Task statement: From the listing below, extract every line in which the word "real" appears.

Data section:
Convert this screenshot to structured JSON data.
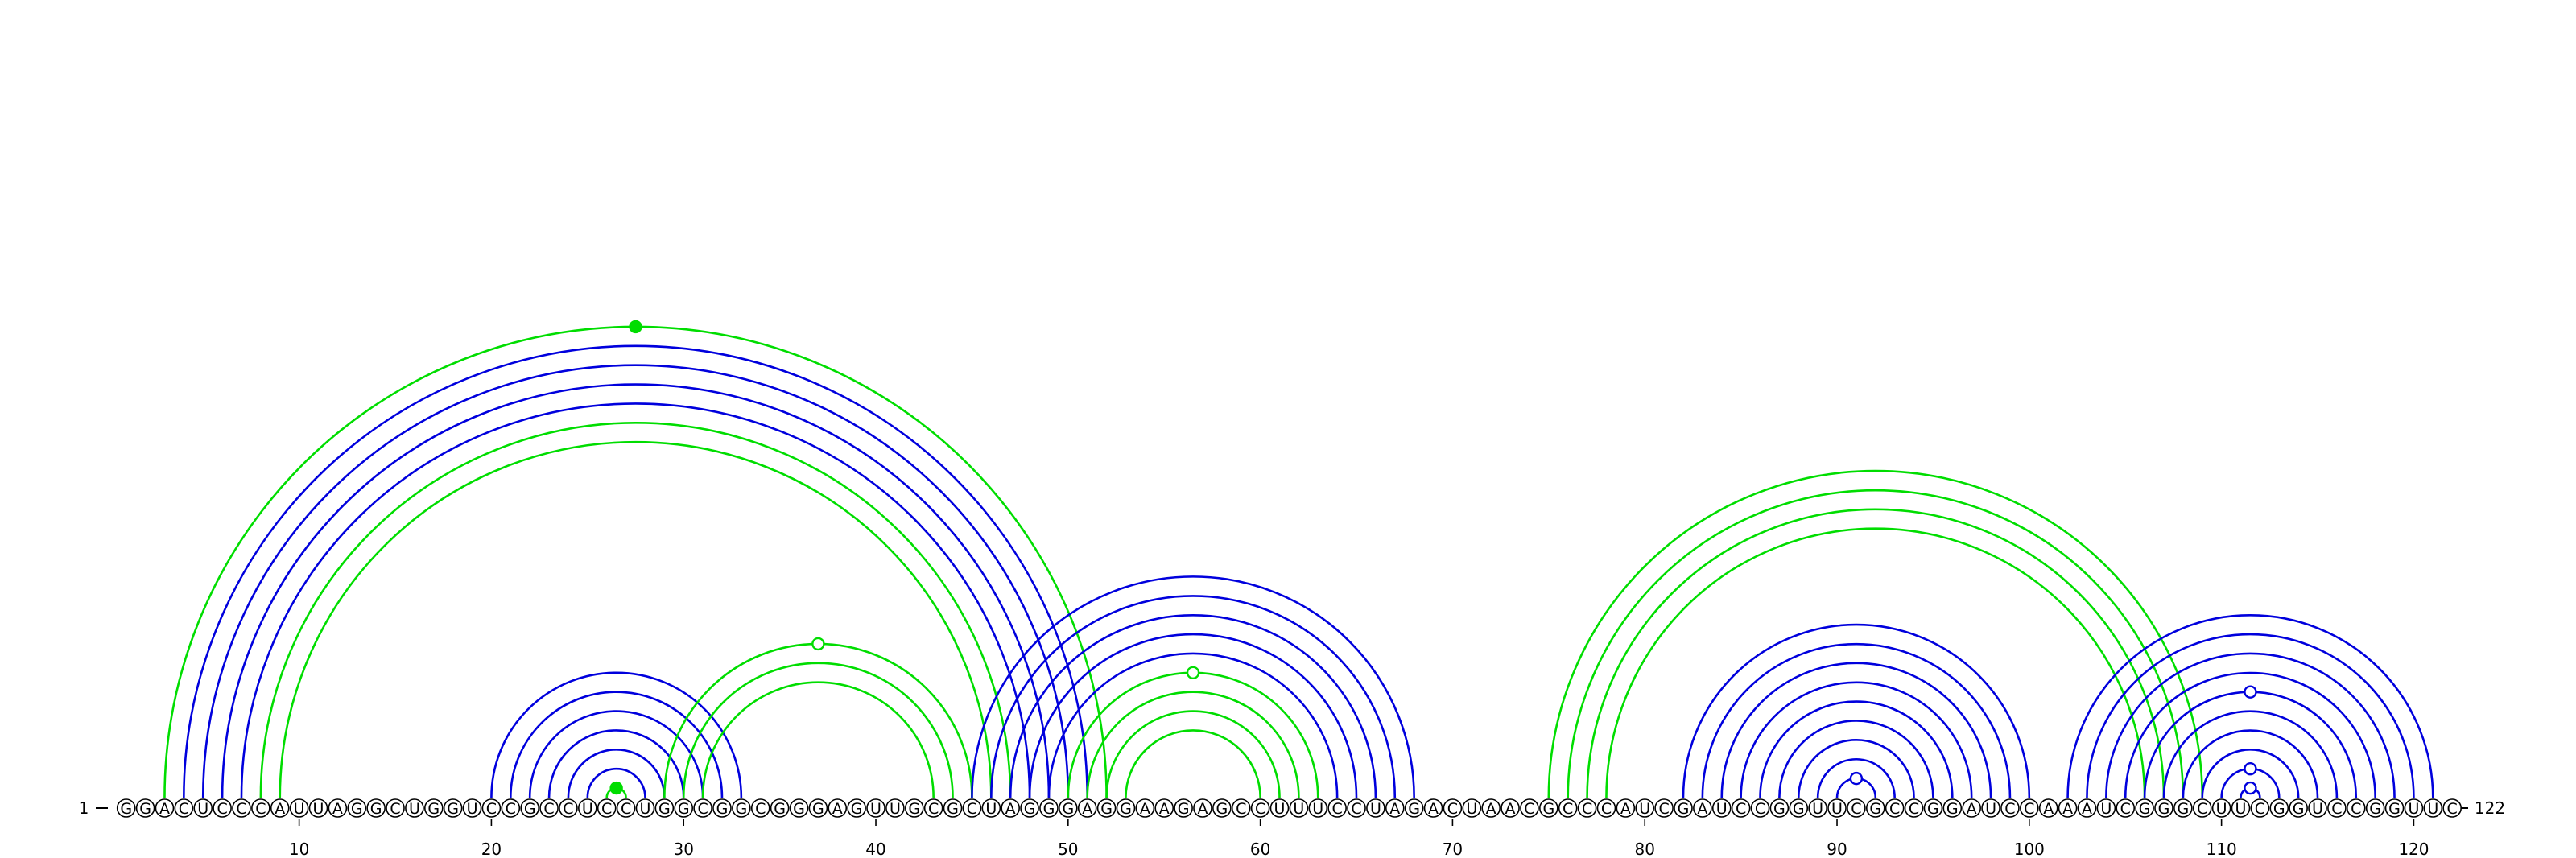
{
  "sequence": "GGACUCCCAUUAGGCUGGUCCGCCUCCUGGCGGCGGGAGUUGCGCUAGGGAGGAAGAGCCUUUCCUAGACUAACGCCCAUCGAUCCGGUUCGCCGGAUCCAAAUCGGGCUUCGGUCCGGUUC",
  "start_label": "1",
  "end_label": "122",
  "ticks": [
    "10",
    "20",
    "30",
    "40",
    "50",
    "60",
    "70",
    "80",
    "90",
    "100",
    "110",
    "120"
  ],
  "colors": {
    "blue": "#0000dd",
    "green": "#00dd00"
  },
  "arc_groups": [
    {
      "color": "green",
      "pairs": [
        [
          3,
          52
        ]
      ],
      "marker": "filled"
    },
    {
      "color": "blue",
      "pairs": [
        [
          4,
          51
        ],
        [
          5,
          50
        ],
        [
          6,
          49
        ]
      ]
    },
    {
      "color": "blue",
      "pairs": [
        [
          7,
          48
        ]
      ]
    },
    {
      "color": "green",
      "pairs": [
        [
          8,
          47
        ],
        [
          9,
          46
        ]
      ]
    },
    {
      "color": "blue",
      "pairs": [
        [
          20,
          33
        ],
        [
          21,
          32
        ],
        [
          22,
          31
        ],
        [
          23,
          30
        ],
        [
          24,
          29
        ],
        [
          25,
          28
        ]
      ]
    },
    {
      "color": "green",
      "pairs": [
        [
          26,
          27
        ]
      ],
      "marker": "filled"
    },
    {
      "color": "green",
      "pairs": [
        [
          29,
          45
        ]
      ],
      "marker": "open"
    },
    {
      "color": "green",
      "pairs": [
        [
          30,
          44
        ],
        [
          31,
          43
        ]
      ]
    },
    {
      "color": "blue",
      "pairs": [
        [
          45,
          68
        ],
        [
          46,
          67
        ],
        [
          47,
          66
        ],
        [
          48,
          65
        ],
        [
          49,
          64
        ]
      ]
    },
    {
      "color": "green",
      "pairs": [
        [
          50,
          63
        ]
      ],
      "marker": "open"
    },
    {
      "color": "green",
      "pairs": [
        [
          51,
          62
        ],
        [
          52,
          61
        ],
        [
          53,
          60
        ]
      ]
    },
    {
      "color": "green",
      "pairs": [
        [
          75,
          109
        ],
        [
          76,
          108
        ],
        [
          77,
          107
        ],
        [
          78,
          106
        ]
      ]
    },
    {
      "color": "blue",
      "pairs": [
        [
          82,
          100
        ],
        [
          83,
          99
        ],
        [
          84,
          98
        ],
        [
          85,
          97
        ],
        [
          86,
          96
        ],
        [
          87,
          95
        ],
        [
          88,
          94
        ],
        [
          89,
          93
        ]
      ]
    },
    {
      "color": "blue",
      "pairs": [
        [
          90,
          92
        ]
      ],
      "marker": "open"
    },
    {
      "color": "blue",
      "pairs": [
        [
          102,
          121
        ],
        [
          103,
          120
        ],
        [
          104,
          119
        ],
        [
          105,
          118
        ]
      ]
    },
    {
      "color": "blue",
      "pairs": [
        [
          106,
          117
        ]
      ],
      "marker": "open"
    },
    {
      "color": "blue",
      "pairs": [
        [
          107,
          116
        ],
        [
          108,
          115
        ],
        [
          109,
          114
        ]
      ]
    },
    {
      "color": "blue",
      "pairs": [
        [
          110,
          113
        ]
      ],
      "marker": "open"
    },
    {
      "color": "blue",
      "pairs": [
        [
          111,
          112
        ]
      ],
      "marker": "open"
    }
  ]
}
* * *
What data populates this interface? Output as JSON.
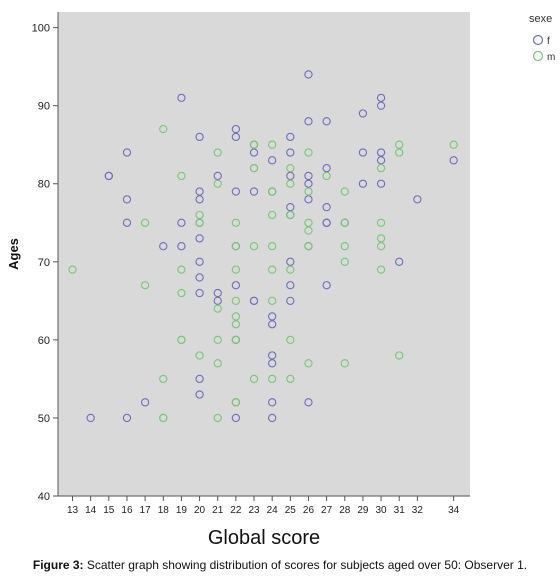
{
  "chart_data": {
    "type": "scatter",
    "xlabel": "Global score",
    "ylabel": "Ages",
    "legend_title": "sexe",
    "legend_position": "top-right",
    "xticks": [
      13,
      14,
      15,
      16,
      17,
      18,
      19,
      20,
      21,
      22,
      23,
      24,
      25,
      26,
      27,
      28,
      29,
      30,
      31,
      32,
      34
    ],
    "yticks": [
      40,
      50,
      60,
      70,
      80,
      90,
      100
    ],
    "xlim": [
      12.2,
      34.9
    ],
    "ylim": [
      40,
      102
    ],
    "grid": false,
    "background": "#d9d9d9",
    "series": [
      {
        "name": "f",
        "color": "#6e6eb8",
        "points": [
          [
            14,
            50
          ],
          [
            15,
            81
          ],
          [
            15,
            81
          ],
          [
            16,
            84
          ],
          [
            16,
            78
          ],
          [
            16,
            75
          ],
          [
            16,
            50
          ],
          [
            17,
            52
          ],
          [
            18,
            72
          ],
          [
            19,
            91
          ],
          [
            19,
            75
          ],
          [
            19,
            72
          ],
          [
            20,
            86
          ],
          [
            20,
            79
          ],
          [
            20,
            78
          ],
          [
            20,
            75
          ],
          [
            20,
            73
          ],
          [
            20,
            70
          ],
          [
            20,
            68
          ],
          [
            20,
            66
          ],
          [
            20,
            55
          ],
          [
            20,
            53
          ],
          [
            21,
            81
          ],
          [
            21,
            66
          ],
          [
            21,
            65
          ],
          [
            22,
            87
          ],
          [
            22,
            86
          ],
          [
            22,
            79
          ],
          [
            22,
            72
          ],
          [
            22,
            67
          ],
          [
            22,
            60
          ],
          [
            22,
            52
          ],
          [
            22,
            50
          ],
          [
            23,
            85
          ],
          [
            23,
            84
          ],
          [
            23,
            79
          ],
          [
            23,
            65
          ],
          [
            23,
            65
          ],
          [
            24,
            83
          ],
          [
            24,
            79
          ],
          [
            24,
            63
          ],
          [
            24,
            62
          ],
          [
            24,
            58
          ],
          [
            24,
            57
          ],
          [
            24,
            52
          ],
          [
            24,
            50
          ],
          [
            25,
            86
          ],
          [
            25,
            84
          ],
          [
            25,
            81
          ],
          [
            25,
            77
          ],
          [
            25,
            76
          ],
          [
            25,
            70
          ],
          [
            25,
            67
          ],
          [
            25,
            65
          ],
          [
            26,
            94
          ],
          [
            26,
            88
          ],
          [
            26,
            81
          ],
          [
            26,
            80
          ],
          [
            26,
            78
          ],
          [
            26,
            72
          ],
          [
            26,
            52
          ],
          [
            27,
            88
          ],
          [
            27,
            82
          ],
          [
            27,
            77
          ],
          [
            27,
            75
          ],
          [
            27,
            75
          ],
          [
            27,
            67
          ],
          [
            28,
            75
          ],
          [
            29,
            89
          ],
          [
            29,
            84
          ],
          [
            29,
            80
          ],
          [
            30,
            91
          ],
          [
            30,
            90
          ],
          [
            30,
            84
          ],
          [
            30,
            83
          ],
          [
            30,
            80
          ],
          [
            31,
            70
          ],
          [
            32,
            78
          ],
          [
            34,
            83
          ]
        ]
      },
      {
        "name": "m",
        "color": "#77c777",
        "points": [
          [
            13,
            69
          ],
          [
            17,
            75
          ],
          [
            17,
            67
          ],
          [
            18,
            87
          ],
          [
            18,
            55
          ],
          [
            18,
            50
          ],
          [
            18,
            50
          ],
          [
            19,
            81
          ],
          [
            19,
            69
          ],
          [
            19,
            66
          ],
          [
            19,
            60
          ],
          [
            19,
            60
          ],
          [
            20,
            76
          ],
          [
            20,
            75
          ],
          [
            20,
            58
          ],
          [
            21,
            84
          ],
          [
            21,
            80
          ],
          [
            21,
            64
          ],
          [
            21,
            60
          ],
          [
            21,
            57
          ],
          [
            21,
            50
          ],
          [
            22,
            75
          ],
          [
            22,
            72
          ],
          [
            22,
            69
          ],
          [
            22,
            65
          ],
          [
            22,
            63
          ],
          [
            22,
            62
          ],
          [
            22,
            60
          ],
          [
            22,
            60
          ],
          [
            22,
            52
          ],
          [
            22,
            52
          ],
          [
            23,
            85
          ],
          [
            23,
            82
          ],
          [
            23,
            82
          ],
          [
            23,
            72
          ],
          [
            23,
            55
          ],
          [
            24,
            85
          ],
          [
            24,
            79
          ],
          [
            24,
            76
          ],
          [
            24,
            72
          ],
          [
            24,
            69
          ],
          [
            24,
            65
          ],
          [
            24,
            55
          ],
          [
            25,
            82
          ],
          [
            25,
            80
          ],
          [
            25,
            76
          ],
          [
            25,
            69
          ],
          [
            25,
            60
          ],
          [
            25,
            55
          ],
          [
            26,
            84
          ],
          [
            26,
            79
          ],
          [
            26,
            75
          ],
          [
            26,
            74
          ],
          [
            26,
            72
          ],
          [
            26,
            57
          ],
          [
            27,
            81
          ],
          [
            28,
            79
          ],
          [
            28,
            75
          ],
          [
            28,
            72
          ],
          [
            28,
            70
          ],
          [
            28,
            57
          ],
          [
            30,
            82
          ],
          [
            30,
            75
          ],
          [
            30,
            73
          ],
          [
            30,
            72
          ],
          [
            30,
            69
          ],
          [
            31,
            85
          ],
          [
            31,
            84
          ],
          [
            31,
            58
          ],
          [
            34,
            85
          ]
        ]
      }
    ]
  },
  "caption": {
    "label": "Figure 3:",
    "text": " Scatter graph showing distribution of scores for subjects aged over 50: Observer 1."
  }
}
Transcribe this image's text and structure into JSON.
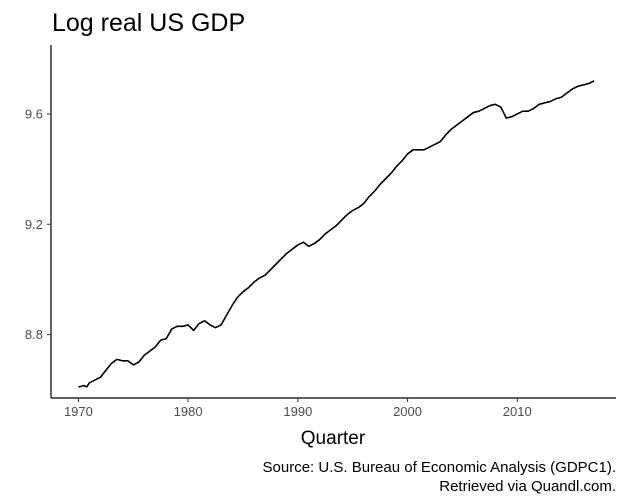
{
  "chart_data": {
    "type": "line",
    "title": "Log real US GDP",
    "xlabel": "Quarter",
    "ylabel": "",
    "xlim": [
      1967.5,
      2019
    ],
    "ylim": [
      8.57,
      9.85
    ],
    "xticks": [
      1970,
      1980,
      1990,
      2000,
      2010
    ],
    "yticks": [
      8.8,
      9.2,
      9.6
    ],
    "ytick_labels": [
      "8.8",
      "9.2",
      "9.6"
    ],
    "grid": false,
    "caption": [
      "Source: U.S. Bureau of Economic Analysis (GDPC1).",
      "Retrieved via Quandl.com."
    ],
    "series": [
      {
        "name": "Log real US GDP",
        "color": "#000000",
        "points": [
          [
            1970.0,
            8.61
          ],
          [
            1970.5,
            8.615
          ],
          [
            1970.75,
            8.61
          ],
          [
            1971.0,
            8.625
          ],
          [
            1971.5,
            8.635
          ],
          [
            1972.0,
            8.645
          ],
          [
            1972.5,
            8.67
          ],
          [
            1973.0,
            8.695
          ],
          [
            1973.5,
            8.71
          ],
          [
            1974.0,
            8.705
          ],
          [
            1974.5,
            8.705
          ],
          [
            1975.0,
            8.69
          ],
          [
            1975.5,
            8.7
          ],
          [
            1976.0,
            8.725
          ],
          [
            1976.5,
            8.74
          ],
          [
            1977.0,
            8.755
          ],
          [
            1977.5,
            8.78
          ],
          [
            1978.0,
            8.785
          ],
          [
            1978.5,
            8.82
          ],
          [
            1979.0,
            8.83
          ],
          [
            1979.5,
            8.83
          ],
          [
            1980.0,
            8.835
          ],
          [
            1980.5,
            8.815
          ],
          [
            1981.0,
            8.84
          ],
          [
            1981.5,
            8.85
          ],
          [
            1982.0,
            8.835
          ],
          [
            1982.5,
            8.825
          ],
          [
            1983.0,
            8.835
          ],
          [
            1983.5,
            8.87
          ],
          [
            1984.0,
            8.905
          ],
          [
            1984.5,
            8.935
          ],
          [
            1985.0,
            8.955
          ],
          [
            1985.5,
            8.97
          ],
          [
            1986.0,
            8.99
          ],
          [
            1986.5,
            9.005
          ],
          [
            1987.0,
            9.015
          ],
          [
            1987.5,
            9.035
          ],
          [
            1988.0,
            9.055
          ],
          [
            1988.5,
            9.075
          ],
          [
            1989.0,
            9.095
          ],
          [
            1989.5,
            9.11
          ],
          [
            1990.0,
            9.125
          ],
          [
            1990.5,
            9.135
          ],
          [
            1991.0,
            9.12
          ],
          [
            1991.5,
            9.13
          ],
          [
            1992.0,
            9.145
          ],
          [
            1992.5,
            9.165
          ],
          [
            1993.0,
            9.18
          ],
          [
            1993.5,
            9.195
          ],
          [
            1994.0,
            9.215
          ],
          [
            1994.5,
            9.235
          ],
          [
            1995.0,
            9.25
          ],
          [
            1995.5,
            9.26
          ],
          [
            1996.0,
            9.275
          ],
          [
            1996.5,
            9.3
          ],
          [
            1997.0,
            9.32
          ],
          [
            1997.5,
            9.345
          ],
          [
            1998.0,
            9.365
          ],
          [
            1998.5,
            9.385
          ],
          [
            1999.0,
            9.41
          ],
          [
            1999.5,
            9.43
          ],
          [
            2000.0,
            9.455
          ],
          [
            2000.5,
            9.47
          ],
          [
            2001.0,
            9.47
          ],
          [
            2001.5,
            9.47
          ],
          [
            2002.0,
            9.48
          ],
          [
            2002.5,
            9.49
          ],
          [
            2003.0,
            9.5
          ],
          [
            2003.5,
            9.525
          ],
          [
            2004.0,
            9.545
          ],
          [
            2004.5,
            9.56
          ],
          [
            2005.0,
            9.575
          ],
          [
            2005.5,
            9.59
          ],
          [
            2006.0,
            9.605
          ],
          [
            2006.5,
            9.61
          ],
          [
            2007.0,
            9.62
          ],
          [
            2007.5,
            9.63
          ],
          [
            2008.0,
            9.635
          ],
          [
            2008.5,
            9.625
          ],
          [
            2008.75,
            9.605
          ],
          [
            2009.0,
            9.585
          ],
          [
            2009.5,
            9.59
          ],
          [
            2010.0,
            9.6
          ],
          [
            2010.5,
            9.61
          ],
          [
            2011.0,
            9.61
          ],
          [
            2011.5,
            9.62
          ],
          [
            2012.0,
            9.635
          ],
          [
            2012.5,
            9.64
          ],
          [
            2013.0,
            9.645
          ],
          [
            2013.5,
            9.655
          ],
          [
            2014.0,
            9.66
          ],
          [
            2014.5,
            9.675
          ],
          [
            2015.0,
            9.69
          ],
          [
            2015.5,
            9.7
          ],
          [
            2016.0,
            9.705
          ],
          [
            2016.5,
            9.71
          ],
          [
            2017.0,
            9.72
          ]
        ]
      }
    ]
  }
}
--
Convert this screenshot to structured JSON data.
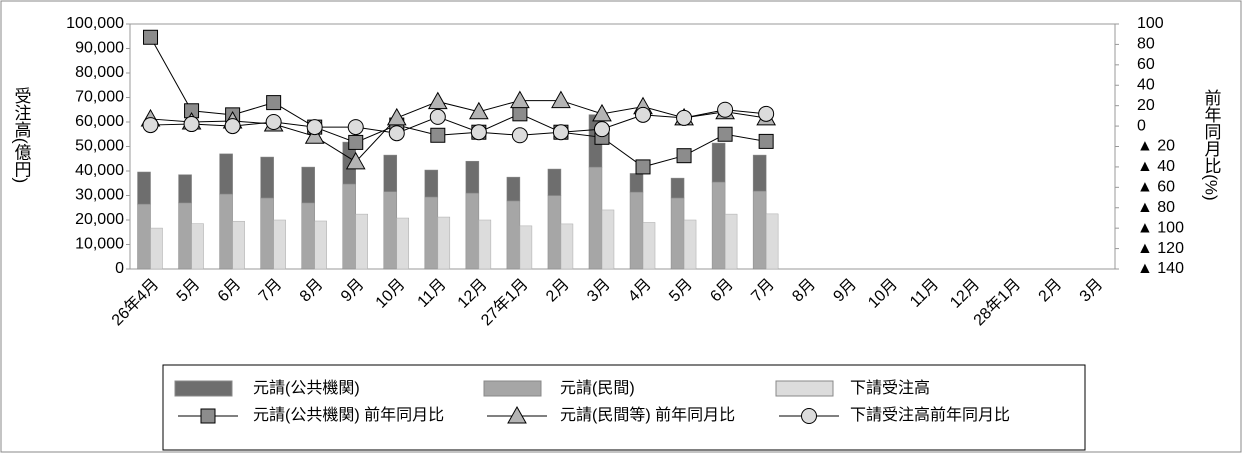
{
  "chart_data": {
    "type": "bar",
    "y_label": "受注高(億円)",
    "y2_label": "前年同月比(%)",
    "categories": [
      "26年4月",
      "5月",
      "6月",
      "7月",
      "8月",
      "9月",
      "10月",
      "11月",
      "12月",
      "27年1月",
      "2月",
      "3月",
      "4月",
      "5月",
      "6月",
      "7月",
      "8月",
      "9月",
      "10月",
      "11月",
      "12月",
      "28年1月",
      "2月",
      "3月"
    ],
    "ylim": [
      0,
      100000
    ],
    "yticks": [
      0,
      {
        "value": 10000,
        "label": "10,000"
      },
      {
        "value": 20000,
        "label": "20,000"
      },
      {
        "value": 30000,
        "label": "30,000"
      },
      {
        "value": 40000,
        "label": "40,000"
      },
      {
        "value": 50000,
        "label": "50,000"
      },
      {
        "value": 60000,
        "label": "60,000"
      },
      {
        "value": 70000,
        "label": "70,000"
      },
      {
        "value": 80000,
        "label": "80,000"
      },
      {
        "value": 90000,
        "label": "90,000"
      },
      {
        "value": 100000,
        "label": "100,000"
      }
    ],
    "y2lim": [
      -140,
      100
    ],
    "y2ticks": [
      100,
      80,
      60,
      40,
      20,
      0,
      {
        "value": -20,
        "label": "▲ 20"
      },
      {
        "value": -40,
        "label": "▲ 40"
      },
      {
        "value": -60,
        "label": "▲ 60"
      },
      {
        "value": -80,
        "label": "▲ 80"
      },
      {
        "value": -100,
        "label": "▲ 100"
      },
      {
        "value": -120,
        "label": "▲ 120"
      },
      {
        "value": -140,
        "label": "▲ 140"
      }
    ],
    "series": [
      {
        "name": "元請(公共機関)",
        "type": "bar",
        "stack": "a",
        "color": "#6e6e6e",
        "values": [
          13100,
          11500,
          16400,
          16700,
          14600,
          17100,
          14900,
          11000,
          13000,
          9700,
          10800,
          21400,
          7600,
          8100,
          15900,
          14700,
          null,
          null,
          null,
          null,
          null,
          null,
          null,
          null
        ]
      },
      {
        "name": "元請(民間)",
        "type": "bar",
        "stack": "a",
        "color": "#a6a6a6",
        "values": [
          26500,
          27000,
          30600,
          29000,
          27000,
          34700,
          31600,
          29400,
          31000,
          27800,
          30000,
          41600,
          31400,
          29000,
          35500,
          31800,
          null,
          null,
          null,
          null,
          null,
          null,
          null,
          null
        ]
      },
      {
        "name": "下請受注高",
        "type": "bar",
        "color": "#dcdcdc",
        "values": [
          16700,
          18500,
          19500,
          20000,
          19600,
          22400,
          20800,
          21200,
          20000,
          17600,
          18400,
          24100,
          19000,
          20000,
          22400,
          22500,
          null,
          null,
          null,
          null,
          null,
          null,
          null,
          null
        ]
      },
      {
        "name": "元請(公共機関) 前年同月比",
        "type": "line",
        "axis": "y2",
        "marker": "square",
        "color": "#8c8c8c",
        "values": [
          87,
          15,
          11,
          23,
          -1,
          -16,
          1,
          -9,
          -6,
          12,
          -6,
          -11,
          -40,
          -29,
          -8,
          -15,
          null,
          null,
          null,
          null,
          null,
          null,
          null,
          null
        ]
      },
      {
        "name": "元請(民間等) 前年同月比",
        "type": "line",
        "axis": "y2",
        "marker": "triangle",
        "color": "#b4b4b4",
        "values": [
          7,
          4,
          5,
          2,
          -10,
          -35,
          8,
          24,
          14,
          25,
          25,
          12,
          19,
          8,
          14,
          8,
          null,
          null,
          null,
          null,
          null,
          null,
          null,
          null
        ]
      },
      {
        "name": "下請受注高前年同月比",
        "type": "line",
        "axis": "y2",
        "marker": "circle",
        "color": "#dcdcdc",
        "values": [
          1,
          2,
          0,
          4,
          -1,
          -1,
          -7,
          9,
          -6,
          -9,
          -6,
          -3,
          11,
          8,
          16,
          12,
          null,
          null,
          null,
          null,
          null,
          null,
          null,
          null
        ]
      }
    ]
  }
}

Reply to the exercise:
    "title": "Log real US GDP",
        "name": "Log real US GDP",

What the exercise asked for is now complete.